====== SUPPLIED MATERIAL ======

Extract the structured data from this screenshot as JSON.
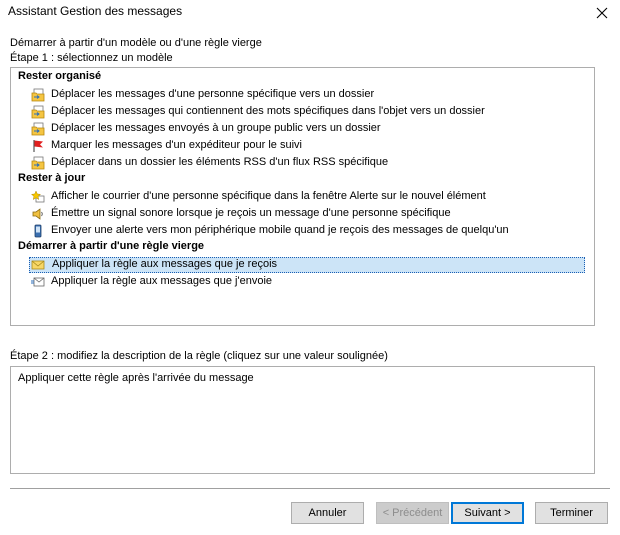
{
  "window": {
    "title": "Assistant Gestion des messages"
  },
  "intro": "Démarrer à partir d'un modèle ou d'une règle vierge",
  "step1": {
    "label": "Étape 1 : sélectionnez un modèle"
  },
  "sections": [
    {
      "title": "Rester organisé",
      "items": [
        {
          "label": "Déplacer les messages d'une personne spécifique vers un dossier",
          "icon": "folder-move-icon"
        },
        {
          "label": "Déplacer les messages qui contiennent des mots spécifiques dans l'objet vers un dossier",
          "icon": "folder-move-icon"
        },
        {
          "label": "Déplacer les messages envoyés à un groupe public vers un dossier",
          "icon": "folder-move-icon"
        },
        {
          "label": "Marquer les messages d'un expéditeur pour le suivi",
          "icon": "red-flag-icon"
        },
        {
          "label": "Déplacer dans un dossier les éléments RSS d'un flux RSS spécifique",
          "icon": "folder-move-icon"
        }
      ]
    },
    {
      "title": "Rester à jour",
      "items": [
        {
          "label": "Afficher le courrier d'une personne spécifique dans la fenêtre Alerte sur le nouvel élément",
          "icon": "alert-star-icon"
        },
        {
          "label": "Émettre un signal sonore lorsque je reçois un message d'une personne spécifique",
          "icon": "speaker-icon"
        },
        {
          "label": "Envoyer une alerte vers mon périphérique mobile quand je reçois des messages de quelqu'un",
          "icon": "mobile-phone-icon"
        }
      ]
    },
    {
      "title": "Démarrer à partir d'une règle vierge",
      "items": [
        {
          "label": "Appliquer la règle aux messages que je reçois",
          "icon": "envelope-icon",
          "selected": true
        },
        {
          "label": "Appliquer la règle aux messages que j'envoie",
          "icon": "send-mail-icon"
        }
      ]
    }
  ],
  "step2": {
    "label": "Étape 2 : modifiez la description de la règle (cliquez sur une valeur soulignée)",
    "description": "Appliquer cette règle après l'arrivée du message"
  },
  "buttons": {
    "cancel": "Annuler",
    "previous": "< Précédent",
    "next": "Suivant >",
    "finish": "Terminer"
  },
  "colors": {
    "selection_bg": "#cce4f7",
    "selection_border": "#1a5fb4",
    "default_button_border": "#0078d7"
  }
}
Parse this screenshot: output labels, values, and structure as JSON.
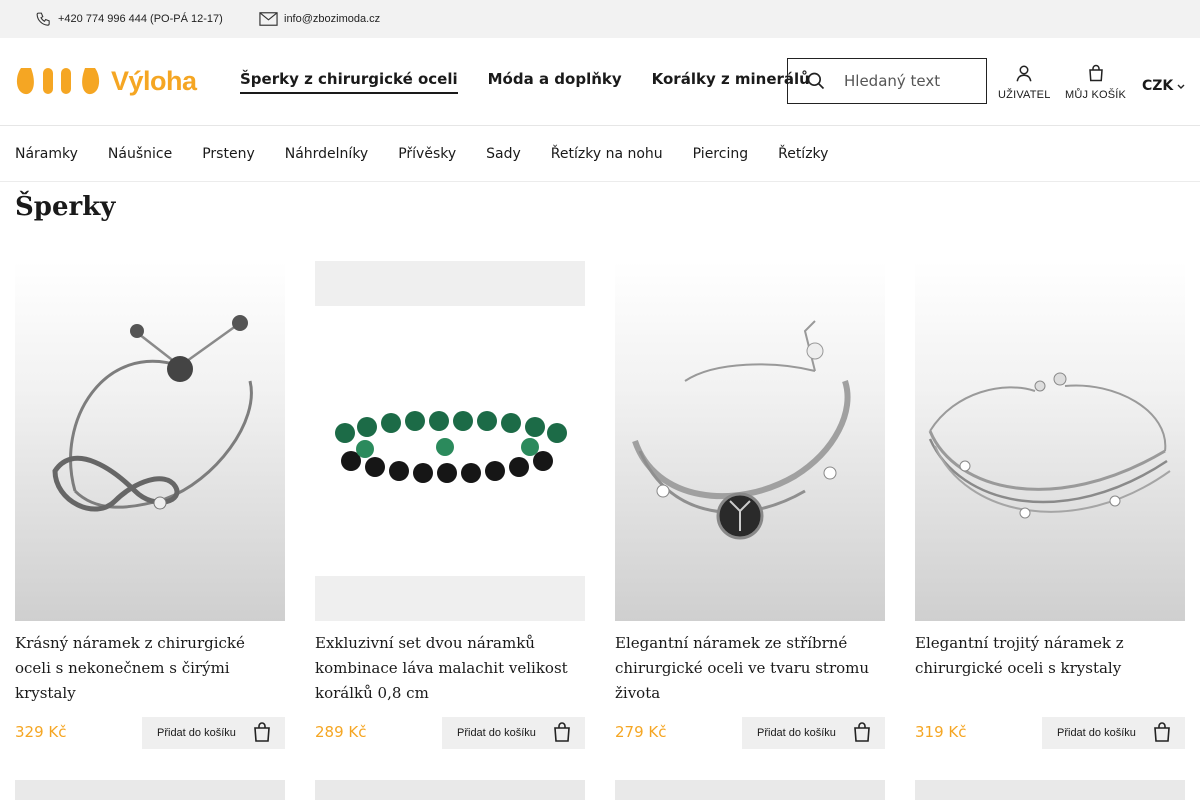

======

## [WHAT YOU NEED TO DO]
Omit the pictures and output all of the other material exactly.

## [THE ANSWER]
Extract the structured data from this screenshot as JSON.
{
  "window": {
    "title": "Assistant Gestion des messages"
  },
  "intro": "Démarrer à partir d'un modèle ou d'une règle vierge",
  "step1": {
    "label": "Étape 1 : sélectionnez un modèle"
  },
  "sections": [
    {
      "title": "Rester organisé",
      "items": [
        {
          "label": "Déplacer les messages d'une personne spécifique vers un dossier",
          "icon": "folder-move-icon"
        },
        {
          "label": "Déplacer les messages qui contiennent des mots spécifiques dans l'objet vers un dossier",
          "icon": "folder-move-icon"
        },
        {
          "label": "Déplacer les messages envoyés à un groupe public vers un dossier",
          "icon": "folder-move-icon"
        },
        {
          "label": "Marquer les messages d'un expéditeur pour le suivi",
          "icon": "red-flag-icon"
        },
        {
          "label": "Déplacer dans un dossier les éléments RSS d'un flux RSS spécifique",
          "icon": "folder-move-icon"
        }
      ]
    },
    {
      "title": "Rester à jour",
      "items": [
        {
          "label": "Afficher le courrier d'une personne spécifique dans la fenêtre Alerte sur le nouvel élément",
          "icon": "alert-star-icon"
        },
        {
          "label": "Émettre un signal sonore lorsque je reçois un message d'une personne spécifique",
          "icon": "speaker-icon"
        },
        {
          "label": "Envoyer une alerte vers mon périphérique mobile quand je reçois des messages de quelqu'un",
          "icon": "mobile-phone-icon"
        }
      ]
    },
    {
      "title": "Démarrer à partir d'une règle vierge",
      "items": [
        {
          "label": "Appliquer la règle aux messages que je reçois",
          "icon": "envelope-icon",
          "selected": true
        },
        {
          "label": "Appliquer la règle aux messages que j'envoie",
          "icon": "send-mail-icon"
        }
      ]
    }
  ],
  "step2": {
    "label": "Étape 2 : modifiez la description de la règle (cliquez sur une valeur soulignée)",
    "description": "Appliquer cette règle après l'arrivée du message"
  },
  "buttons": {
    "cancel": "Annuler",
    "previous": "< Précédent",
    "next": "Suivant >",
    "finish": "Terminer"
  },
  "colors": {
    "selection_bg": "#cce4f7",
    "selection_border": "#1a5fb4",
    "default_button_border": "#0078d7"
  }
}
Parse this screenshot: output labels, values, and structure as JSON.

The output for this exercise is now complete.